INSTRUCTIONS TO FOLLOW: Using the records provided below, locate and copy each line that contains the word "extensionControlled".

Entries taken from a collection:
+ + +

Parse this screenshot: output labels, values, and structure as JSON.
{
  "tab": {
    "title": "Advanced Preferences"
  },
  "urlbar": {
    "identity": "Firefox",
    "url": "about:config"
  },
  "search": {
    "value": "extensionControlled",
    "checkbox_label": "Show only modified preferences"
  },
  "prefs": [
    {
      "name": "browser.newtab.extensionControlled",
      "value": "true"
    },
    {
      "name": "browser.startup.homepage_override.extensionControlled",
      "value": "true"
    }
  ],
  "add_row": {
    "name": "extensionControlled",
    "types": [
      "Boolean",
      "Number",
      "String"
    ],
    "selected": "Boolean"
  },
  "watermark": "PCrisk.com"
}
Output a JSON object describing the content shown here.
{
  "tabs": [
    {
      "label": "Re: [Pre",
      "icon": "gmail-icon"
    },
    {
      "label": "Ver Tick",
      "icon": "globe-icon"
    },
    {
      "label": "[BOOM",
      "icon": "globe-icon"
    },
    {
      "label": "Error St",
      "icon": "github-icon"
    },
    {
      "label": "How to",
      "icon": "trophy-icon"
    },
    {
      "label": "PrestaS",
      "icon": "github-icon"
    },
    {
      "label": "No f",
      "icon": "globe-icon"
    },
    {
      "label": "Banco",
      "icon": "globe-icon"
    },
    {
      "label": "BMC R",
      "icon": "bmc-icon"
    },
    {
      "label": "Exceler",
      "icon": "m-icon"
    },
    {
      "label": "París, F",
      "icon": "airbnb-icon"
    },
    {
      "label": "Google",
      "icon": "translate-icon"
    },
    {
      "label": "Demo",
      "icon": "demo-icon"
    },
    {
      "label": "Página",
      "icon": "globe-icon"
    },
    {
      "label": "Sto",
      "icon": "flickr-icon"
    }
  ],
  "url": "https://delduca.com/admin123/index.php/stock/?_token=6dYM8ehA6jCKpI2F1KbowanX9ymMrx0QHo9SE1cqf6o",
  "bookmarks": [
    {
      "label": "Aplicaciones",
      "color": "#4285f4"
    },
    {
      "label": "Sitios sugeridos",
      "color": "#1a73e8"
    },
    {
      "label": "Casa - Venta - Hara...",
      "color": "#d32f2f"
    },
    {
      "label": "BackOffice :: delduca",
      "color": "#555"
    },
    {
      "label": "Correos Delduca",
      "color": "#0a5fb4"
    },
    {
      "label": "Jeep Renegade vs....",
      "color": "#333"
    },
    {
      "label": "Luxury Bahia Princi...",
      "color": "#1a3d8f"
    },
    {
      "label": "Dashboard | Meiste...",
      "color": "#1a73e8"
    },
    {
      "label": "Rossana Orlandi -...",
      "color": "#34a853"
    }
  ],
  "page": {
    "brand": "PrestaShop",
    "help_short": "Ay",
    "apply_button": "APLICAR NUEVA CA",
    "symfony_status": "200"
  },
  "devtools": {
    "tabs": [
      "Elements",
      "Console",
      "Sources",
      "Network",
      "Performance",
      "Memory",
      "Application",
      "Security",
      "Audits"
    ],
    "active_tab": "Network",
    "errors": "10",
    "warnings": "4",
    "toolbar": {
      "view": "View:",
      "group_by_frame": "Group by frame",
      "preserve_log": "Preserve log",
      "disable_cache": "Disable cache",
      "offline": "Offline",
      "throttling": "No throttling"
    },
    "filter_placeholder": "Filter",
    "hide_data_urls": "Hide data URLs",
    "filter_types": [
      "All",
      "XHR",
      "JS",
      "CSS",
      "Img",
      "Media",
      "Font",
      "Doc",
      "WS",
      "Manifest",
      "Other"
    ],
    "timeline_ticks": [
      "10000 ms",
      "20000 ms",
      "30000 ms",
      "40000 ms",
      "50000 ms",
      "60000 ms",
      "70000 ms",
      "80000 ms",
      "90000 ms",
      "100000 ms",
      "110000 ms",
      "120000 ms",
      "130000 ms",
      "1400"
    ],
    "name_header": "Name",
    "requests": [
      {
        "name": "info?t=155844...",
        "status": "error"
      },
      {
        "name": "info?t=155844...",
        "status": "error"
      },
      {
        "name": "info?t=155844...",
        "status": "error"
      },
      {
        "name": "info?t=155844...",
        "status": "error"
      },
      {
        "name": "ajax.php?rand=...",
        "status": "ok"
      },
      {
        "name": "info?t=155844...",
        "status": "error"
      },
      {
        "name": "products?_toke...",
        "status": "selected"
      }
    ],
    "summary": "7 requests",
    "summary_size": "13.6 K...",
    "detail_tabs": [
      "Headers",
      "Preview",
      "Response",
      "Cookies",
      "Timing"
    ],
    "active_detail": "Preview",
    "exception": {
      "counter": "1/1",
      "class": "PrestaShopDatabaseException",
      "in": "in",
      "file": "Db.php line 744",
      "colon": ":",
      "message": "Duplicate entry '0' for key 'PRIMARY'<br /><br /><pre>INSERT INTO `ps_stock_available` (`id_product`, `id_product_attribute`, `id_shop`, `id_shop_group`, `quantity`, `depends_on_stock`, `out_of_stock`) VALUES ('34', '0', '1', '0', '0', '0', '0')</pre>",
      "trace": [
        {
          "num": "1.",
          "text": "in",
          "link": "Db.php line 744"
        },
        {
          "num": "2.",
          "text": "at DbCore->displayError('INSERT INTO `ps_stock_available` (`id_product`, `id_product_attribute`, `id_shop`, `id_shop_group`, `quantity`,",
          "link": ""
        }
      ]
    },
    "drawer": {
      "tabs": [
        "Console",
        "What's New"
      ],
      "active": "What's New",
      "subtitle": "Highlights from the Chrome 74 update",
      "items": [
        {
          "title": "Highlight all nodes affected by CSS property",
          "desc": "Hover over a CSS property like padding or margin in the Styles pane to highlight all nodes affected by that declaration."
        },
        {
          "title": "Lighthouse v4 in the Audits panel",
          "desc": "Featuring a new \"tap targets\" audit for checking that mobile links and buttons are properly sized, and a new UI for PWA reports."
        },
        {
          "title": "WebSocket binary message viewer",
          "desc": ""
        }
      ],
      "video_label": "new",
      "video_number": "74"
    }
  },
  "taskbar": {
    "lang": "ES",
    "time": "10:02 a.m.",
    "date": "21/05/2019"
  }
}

+ + +

FULL RESPONSE:
    "value": "extensionControlled",
      "name": "browser.newtab.extensionControlled",
      "name": "browser.startup.homepage_override.extensionControlled",
    "name": "extensionControlled",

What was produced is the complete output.